# Extracted entries
[START]

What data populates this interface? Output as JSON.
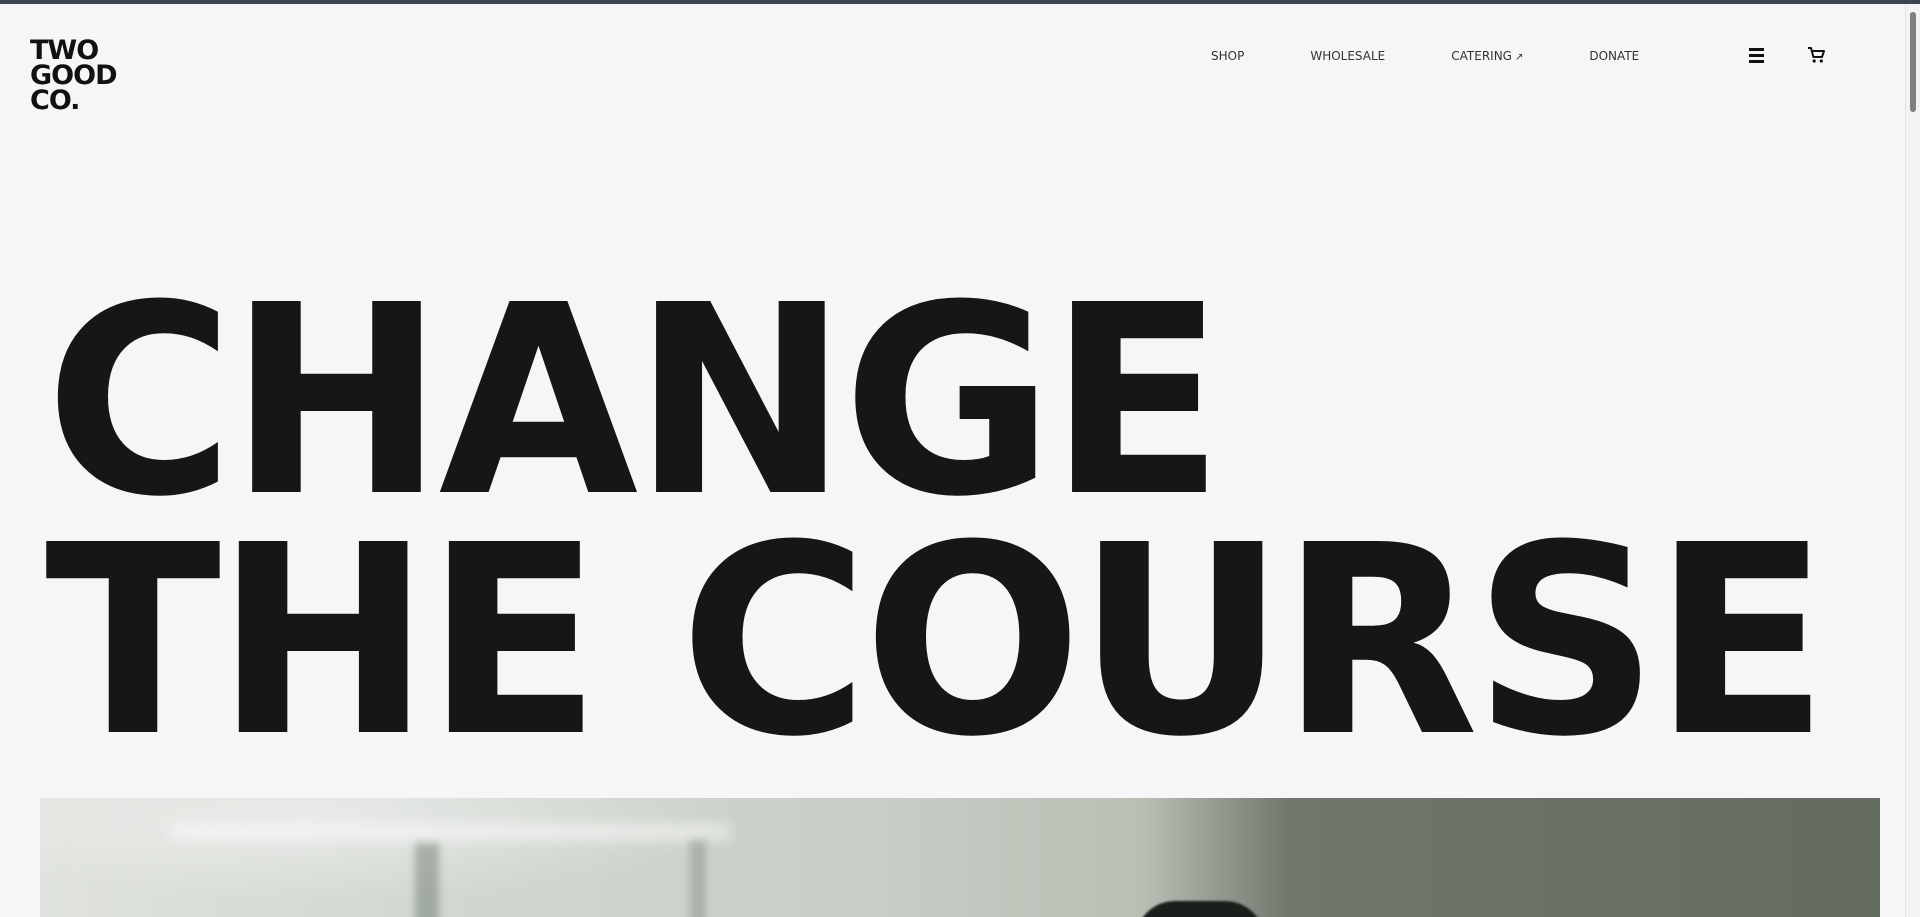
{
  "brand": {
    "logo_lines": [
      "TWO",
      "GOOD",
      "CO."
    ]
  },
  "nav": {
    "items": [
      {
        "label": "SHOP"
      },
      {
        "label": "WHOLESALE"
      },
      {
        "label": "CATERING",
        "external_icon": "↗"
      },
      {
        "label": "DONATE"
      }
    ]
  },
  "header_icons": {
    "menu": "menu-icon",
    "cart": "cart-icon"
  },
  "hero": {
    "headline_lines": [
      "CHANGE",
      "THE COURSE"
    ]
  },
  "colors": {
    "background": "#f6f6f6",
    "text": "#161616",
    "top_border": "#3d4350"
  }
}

[END]

# Aim of the exercise
Pull out all lines containing the word "label" from the entries above.

# Output
        "label": "SHOP"
        "label": "WHOLESALE"
        "label": "CATERING",
        "label": "DONATE"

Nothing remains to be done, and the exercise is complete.